■ ENUNCIADO A
Extraia dos registos, sem qualquer alteração, as linhas desde o início dos registos até à linha que contém "Text: Figure 1.", ambas incluídas.

■ EXCERTO DA PÁGINA

45- Assim, o Recurso assenta, para efeitos do art.672º, nº1, al. a) e b) do CPC, essencialmente nos pressupostos da relevância jurídica e particular relevância social, logo verificado o alegado é admissível como REVISTA EXCEPCIONAL e como tal, é competente a formação prevista no art.672, nº3 do CPC, o qual deve admitido como REVISTA EXCEPCIONAL.
A) Os factos.
O acórdão recorrido julgou:
A.1. Provados os seguintes factos:
1. No dia 04 de Junho de 2001, no 1.º Cartório Notarial de Santa Maria da Feira, foi outorgada procuração por CC contribuinte nº ... ... .60 e mulher DD contribuinte nº ... ... .45, casados no regime de comunhão geral, residentes no lugar ..., em Santa Maria da Feira, constituíram seu bastante procurador o seu filho, aqui requerido, BB, a quem “...com a faculdade de substabelecer, concedem poderes forenses em geral e em direito permitidos, e ainda poderes para comprar, vender, arrendar e hipotecar quaisquer bens imóveis, nas condições que entender convenientes, movimentar quaisquer contas bancárias, outorgar contratos promessas de compra e venda, representá-los em tudo o que diga respeito ao contrato-promessa de permuta celebrado com “J..., Lda.”, concedendo-lhe também poderes para os representar junto de quaisquer Repartições Públicas, nomeadamente Repartições de Finanças, Conservatória do Registo Predial, podendo aí requerer quaisquer registos, provisórios ou definitivos, cancelamentos e averbamentos e prestar declarações complementares, praticando e assinando tudo quanto se mostre necessários aos indicados fins.”
2. Os outorgantes deste acto notarial faleceram 20.04.2017 e em 31.05.2019, respectivamente.
3. O réu, munido de procuração, interveio, em representação dos mandantes, na outorga das escrituras de compra e venda celebradas com a firma “Construções J..., Lda.” realizadas nos dias 9 de Janeiro de 2003, 3 de Julho de 2003 e 19 de Setembro de 2003.
4. O réu, munido da procuração, interveio em diversos contratos de arrendamento de imóveis propriedade dos mandantes, estipulando os termos que entendeu convenientes.
5. O réu, ao abrigo da procuração mencionada em 1, recebeu rendas em numerário.
6. O réu, munido da procuração, interveio na venda da fracção “BS”, correspondente a uma habitação número vinte e seis, no terceiro andar, lugar de garagem na cave, com entrada pelo arruamento sul, que havia sido adquirida, através da escritura pública de compra e venda datada do dia 16 de Outubro de 2002, por CC à firma “Construções J..., Lda.”.
7. Uma parte não concretamente apurada das rendas era paga por transferência bancária para a conta do pai do réu.
a) - O R. sempre entregou aos representados tudo quanto lhe foi entregue quer eventuais valores de preços de vendas, quer rendas, quer rendimentos.
b) - E sempre deu a verificar movimentos bancários, valor dos depósitos e aplicações de acordo com o definido pelos representados.
c) - Tudo sempre foi gerido, decidido e verificado pelos representados que sempre foram senhores de tudo até à sua morte, sempre souberam quem eram contrapartes, o valor dos preços, das rendas, os rendimentos e dos movimentos de dinheiros e sua disposição.

■ MATERIAIS FORNECIDOS
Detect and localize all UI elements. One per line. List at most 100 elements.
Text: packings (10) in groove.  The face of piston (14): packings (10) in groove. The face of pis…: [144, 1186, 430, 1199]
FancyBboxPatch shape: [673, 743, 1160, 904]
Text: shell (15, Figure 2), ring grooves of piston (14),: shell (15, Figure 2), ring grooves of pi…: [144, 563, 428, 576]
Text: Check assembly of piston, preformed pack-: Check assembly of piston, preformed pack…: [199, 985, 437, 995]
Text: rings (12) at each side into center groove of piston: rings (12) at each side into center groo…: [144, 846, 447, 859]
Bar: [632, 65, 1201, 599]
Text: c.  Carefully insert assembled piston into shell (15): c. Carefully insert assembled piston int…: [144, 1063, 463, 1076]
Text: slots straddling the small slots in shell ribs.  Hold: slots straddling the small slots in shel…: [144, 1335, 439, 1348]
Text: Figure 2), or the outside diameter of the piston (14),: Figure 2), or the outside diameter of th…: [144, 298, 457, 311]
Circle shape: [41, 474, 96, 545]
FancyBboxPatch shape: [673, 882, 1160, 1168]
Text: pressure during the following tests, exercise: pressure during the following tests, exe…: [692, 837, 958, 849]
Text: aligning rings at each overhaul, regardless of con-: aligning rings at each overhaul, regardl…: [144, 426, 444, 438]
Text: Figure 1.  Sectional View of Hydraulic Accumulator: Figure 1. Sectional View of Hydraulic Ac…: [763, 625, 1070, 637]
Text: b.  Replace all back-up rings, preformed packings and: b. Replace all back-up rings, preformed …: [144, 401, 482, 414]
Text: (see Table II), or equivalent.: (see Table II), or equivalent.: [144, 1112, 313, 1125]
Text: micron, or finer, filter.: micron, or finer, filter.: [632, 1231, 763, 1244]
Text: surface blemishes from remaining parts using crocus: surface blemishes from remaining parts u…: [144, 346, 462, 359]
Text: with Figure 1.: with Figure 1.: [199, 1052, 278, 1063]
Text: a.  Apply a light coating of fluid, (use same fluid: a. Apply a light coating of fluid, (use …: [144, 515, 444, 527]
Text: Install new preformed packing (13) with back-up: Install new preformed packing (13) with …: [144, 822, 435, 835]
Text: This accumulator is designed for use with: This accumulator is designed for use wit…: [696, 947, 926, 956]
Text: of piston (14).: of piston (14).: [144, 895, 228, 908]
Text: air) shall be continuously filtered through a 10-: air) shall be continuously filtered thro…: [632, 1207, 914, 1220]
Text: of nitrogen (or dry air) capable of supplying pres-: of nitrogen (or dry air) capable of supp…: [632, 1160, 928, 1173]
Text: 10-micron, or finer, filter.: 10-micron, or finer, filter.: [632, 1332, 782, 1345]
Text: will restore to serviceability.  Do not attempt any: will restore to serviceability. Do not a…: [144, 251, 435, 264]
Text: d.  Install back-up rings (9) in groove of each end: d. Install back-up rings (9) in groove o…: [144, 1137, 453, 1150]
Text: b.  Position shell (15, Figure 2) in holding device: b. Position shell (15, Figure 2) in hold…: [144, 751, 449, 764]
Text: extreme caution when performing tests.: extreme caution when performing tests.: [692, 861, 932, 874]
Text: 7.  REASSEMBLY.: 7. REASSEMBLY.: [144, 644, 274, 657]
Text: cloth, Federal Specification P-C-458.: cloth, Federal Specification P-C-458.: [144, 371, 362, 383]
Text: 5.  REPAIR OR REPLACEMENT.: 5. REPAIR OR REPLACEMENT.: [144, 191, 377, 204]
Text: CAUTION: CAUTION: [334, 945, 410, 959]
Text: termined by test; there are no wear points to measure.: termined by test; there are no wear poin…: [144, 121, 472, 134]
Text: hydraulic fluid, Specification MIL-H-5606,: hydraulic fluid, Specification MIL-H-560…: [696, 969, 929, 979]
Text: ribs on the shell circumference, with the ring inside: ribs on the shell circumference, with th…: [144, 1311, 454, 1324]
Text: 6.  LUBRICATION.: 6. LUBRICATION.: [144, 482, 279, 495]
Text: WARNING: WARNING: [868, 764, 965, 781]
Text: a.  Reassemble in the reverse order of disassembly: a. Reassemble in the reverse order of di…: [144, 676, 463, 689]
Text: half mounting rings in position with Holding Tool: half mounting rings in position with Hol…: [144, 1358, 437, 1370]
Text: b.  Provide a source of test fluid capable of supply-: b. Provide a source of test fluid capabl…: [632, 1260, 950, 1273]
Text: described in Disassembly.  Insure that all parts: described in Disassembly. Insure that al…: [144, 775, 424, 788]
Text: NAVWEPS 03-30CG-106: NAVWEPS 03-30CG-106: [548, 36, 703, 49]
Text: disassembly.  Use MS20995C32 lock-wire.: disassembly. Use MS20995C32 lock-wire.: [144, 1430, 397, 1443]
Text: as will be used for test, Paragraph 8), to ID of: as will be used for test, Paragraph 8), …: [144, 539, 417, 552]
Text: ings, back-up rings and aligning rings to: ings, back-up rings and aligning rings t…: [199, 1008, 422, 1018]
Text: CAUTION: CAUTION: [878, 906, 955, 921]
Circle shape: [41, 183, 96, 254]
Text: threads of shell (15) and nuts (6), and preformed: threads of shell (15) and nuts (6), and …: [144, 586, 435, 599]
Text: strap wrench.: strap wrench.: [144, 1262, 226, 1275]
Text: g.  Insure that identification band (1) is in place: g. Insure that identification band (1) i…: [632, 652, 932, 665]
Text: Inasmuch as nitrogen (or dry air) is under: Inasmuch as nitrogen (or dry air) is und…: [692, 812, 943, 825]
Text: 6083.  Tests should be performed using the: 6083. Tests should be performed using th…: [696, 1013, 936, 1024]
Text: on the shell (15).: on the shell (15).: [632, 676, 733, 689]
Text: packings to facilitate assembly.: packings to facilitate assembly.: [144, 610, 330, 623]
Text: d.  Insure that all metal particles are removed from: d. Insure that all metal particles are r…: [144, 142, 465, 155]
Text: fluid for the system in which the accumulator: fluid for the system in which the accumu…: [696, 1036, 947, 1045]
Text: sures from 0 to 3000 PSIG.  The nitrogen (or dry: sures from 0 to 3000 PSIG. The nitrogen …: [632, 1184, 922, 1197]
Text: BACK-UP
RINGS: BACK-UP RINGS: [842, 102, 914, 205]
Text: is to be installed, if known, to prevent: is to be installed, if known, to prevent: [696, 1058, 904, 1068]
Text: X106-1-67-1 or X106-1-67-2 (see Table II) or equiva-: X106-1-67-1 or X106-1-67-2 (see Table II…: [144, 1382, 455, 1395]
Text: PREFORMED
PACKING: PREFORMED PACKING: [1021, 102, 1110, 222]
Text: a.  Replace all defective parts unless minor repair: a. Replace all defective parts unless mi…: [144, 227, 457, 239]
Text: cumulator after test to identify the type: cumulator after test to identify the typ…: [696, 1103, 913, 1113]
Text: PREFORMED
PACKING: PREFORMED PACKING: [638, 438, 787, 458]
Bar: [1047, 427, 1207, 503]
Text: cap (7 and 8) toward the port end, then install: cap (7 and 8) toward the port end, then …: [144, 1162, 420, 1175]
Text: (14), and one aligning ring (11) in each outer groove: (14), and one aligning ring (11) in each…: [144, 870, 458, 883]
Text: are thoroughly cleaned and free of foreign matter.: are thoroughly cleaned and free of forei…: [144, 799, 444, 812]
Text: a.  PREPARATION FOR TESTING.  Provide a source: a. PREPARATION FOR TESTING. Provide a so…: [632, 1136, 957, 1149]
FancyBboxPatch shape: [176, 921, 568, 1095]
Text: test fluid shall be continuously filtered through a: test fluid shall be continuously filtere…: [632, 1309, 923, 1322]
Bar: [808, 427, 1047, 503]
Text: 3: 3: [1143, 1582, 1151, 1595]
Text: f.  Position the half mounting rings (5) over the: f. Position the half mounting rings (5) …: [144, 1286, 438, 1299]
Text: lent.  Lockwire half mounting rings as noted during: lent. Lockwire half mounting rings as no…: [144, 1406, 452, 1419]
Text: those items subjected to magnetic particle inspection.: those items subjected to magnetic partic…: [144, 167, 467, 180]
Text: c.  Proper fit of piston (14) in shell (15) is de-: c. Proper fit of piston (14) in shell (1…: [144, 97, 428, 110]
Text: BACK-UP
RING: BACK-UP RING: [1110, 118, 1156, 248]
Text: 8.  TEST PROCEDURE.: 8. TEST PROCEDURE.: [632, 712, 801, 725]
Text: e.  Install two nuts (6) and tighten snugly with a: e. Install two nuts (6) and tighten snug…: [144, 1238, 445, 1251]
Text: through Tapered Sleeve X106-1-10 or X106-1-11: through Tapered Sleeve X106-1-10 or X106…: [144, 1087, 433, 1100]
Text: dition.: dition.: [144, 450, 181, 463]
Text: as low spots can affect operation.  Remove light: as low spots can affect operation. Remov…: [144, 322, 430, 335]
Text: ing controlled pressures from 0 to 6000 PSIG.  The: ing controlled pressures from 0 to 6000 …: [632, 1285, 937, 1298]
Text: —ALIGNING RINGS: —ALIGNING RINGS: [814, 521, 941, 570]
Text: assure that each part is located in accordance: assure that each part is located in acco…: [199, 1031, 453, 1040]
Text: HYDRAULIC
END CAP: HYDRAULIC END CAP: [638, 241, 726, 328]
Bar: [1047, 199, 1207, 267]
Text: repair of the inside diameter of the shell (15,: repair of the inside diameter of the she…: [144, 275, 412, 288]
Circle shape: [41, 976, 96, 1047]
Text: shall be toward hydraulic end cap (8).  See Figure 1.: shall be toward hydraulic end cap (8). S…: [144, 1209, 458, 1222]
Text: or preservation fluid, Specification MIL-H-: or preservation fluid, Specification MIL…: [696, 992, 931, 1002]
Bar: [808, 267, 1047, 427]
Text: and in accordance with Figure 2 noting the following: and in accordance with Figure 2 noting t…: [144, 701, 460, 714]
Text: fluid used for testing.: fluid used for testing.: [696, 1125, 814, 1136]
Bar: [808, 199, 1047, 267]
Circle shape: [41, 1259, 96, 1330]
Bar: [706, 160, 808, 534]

■ ENUNCIADO B
Enumere todas as datas mencionadas no excerto da página, tal como nele aparecem.

■ RESPOSTA FINAL A
Detect and localize all UI elements. One per line. List at most 100 elements.
Text: packings (10) in groove.  The face of piston (14): packings (10) in groove. The face of pis…: [144, 1186, 430, 1199]
FancyBboxPatch shape: [673, 743, 1160, 904]
Text: shell (15, Figure 2), ring grooves of piston (14),: shell (15, Figure 2), ring grooves of pi…: [144, 563, 428, 576]
Text: Check assembly of piston, preformed pack-: Check assembly of piston, preformed pack…: [199, 985, 437, 995]
Text: rings (12) at each side into center groove of piston: rings (12) at each side into center groo…: [144, 846, 447, 859]
Bar: [632, 65, 1201, 599]
Text: c.  Carefully insert assembled piston into shell (15): c. Carefully insert assembled piston int…: [144, 1063, 463, 1076]
Text: slots straddling the small slots in shell ribs.  Hold: slots straddling the small slots in shel…: [144, 1335, 439, 1348]
Text: Figure 2), or the outside diameter of the piston (14),: Figure 2), or the outside diameter of th…: [144, 298, 457, 311]
Circle shape: [41, 474, 96, 545]
FancyBboxPatch shape: [673, 882, 1160, 1168]
Text: pressure during the following tests, exercise: pressure during the following tests, exe…: [692, 837, 958, 849]
Text: aligning rings at each overhaul, regardless of con-: aligning rings at each overhaul, regardl…: [144, 426, 444, 438]
Text: Figure 1.  Sectional View of Hydraulic Accumulator: Figure 1. Sectional View of Hydraulic Ac…: [763, 625, 1070, 637]

■ RESPOSTA FINAL B
- 04 de Junho de 2001
- 20.04.2017
- 31.05.2019
- 9 de Janeiro de 2003
- 3 de Julho de 2003
- 19 de Setembro de 2003
- 16 de Outubro de 2002